Report all lines holding "Permanent".

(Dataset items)
++++++++++
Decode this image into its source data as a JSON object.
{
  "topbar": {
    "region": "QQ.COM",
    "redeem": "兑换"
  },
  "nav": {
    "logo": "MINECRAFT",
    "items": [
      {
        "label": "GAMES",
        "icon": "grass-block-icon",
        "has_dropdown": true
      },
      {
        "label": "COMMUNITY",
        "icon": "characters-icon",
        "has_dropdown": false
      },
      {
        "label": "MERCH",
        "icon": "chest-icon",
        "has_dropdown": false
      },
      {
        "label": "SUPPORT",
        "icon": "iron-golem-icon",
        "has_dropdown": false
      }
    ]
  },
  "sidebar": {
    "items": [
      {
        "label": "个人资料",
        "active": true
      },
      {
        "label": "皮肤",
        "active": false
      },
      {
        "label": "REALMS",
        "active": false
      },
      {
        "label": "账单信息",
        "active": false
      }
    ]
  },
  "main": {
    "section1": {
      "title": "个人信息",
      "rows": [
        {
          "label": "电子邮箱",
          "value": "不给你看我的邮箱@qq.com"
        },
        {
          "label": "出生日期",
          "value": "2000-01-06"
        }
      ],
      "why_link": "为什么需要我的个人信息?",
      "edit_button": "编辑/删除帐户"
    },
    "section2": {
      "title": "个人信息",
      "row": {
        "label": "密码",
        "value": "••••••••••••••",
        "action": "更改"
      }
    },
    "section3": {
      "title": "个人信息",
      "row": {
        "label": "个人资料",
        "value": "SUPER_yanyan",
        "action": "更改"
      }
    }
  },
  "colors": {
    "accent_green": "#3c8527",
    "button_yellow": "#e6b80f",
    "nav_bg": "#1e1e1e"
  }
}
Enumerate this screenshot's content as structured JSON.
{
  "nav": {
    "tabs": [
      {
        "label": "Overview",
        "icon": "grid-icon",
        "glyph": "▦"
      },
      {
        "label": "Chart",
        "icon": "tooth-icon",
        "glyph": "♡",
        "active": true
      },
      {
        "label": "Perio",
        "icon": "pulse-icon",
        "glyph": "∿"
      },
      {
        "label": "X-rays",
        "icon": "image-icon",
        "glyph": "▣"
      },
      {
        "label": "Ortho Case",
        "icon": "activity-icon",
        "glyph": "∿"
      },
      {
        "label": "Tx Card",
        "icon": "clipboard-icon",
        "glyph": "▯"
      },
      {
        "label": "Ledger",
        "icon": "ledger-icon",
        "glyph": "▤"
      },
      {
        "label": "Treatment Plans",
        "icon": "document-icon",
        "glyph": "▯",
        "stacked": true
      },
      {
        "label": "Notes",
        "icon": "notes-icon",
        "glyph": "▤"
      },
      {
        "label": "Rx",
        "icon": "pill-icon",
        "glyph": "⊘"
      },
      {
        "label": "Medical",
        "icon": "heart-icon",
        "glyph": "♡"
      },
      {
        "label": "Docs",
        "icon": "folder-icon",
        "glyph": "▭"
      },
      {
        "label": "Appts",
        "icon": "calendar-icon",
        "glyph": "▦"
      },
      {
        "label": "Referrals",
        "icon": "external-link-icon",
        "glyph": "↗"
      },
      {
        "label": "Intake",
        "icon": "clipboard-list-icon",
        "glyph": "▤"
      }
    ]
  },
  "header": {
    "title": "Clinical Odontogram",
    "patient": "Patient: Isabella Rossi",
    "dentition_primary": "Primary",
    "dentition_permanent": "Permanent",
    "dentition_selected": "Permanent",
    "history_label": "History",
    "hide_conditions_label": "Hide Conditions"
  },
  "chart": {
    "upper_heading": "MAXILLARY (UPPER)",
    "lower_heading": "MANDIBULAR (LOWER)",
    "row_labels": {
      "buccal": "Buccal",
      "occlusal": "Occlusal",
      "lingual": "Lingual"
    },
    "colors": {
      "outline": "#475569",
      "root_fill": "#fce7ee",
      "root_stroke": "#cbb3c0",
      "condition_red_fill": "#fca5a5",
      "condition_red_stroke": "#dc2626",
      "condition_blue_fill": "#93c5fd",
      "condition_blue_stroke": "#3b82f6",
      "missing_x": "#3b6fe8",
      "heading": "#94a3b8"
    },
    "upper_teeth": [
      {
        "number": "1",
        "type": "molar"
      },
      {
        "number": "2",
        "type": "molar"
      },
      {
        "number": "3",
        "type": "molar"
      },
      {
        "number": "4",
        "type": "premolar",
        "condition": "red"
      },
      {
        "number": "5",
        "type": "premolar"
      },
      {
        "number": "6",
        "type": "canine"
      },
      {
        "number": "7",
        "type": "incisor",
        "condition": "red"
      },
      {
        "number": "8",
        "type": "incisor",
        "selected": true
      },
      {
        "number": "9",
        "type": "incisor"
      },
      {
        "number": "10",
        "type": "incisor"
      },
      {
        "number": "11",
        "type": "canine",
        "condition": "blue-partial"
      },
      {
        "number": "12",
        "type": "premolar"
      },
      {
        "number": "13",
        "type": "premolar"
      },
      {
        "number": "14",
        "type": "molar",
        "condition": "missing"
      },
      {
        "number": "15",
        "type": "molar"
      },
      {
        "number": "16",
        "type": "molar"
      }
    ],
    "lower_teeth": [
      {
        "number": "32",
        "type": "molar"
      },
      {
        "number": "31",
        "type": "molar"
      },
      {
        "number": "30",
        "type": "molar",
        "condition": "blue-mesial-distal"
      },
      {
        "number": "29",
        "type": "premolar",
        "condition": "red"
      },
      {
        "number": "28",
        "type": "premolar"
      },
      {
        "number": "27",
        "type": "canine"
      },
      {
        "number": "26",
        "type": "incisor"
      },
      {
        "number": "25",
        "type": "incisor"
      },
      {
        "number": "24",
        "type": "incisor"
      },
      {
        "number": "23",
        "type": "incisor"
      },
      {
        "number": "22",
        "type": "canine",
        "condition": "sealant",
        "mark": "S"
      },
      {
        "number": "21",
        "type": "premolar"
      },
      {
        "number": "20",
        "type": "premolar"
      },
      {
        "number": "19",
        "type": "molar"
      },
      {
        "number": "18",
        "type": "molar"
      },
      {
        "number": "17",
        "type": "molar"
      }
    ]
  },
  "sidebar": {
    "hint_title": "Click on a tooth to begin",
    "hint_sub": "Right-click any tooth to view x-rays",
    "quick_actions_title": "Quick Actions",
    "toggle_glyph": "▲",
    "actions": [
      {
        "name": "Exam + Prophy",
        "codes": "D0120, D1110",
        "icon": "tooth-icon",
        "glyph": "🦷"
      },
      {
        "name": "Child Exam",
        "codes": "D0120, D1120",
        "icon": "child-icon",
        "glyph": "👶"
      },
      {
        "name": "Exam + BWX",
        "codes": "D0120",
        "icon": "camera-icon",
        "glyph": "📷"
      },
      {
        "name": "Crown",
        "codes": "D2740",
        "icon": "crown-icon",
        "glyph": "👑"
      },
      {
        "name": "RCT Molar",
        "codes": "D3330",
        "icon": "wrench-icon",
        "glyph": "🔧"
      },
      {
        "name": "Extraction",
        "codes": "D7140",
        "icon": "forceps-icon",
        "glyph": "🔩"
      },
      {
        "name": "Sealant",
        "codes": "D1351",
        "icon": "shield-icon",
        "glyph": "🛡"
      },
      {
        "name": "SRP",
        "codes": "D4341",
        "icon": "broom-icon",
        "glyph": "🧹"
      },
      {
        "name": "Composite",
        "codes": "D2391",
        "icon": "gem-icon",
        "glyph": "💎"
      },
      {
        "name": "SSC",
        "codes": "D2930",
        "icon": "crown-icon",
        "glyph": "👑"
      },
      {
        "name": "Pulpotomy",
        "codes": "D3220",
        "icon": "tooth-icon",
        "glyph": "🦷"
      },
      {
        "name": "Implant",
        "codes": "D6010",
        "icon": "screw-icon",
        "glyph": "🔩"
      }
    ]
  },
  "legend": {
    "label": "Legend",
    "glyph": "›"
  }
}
++++++++++
Result:
    "dentition_permanent": "Permanent",
    "dentition_selected": "Permanent",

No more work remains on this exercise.